Of all the lines in the records, how many hold the word "Calculate"? Answer with the number only.

> _Material for this exercise_:
** Start **
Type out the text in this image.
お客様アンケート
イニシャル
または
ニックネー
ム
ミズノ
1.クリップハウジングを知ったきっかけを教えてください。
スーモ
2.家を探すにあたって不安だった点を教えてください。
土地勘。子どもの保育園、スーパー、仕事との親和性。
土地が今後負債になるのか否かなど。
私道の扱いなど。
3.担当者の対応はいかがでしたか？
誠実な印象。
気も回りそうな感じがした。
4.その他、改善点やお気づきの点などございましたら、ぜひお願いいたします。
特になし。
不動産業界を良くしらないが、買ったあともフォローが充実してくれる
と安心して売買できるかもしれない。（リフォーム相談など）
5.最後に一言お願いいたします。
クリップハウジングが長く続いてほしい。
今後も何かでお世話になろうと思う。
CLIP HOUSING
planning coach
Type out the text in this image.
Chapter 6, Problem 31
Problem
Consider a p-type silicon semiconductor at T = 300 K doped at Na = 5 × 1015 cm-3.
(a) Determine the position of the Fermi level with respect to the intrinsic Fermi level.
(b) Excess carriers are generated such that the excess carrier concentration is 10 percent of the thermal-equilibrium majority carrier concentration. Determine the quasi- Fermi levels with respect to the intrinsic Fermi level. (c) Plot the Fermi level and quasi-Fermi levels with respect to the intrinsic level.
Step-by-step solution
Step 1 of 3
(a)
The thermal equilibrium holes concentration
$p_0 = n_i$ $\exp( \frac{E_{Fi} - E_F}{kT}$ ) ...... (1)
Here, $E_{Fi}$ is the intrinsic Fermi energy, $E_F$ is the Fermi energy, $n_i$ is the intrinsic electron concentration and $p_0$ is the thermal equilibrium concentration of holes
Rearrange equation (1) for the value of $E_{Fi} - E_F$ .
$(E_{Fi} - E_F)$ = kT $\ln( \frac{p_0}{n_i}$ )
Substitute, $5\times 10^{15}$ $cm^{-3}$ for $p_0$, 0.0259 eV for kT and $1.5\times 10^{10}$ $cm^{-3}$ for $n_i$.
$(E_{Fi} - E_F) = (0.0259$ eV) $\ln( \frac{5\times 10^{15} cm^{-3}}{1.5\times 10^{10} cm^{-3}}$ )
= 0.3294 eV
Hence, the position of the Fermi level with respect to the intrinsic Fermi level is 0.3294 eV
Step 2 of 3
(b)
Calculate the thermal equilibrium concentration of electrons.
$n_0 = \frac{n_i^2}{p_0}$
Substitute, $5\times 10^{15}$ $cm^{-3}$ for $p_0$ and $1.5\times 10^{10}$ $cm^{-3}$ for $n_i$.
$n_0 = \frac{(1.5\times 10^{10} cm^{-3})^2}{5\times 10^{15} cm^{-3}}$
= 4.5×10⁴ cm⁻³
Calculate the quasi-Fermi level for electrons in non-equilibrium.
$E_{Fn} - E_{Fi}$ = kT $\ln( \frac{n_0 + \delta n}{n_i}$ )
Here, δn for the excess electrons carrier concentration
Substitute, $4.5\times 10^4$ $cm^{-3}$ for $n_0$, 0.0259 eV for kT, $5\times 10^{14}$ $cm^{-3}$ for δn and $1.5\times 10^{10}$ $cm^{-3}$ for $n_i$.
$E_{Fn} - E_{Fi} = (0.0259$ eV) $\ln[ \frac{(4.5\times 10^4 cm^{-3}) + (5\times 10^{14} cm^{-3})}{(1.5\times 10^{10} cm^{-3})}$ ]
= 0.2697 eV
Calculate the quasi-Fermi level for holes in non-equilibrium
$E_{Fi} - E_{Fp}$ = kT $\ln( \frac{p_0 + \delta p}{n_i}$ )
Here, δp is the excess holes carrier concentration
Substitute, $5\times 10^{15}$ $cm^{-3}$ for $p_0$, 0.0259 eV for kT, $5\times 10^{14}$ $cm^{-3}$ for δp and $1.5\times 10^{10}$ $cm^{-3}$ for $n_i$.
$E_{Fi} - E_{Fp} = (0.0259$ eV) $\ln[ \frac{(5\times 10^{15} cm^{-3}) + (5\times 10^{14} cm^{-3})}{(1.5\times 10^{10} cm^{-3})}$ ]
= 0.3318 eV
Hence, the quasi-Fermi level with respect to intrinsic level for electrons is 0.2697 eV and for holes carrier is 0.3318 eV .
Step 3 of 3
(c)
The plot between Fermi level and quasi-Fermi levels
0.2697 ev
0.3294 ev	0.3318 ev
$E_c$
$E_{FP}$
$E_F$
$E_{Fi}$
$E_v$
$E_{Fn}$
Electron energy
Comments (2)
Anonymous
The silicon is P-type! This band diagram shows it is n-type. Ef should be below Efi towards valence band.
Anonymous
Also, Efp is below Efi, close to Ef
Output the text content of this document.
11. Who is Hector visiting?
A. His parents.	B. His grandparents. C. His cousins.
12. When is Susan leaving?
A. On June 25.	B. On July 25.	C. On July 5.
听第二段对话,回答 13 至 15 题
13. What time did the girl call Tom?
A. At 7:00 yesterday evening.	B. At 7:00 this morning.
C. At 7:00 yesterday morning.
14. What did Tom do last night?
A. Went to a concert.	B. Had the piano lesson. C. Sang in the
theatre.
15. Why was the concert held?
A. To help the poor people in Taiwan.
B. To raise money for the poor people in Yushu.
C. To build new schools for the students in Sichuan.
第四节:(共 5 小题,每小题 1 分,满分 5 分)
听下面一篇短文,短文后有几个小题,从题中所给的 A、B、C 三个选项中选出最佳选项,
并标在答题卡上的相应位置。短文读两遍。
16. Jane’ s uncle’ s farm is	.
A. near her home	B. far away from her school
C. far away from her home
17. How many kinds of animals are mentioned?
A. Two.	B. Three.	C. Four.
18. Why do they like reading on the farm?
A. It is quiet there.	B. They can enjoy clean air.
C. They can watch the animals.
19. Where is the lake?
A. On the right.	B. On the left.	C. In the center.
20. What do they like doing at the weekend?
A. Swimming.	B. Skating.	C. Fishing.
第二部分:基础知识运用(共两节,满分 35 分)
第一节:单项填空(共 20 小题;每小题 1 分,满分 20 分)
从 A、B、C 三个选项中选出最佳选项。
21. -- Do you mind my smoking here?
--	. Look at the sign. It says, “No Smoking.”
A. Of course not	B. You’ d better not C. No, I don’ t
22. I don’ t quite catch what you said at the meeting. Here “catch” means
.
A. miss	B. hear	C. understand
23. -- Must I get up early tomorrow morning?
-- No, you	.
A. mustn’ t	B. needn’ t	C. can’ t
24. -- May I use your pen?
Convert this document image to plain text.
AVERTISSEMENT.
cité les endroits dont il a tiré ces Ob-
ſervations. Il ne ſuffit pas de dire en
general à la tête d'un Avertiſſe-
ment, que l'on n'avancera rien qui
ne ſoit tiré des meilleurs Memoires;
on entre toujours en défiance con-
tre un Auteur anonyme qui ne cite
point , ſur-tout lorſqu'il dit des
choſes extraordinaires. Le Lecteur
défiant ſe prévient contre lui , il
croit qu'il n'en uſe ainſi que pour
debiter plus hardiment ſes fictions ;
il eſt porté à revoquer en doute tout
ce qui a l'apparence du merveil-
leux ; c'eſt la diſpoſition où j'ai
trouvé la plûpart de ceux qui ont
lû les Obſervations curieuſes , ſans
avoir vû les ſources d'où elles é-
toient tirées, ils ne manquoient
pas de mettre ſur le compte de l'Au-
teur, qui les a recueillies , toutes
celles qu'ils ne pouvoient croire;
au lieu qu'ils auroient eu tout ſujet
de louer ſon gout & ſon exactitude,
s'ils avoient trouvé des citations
** End **
> _Solution for this exercise_: 3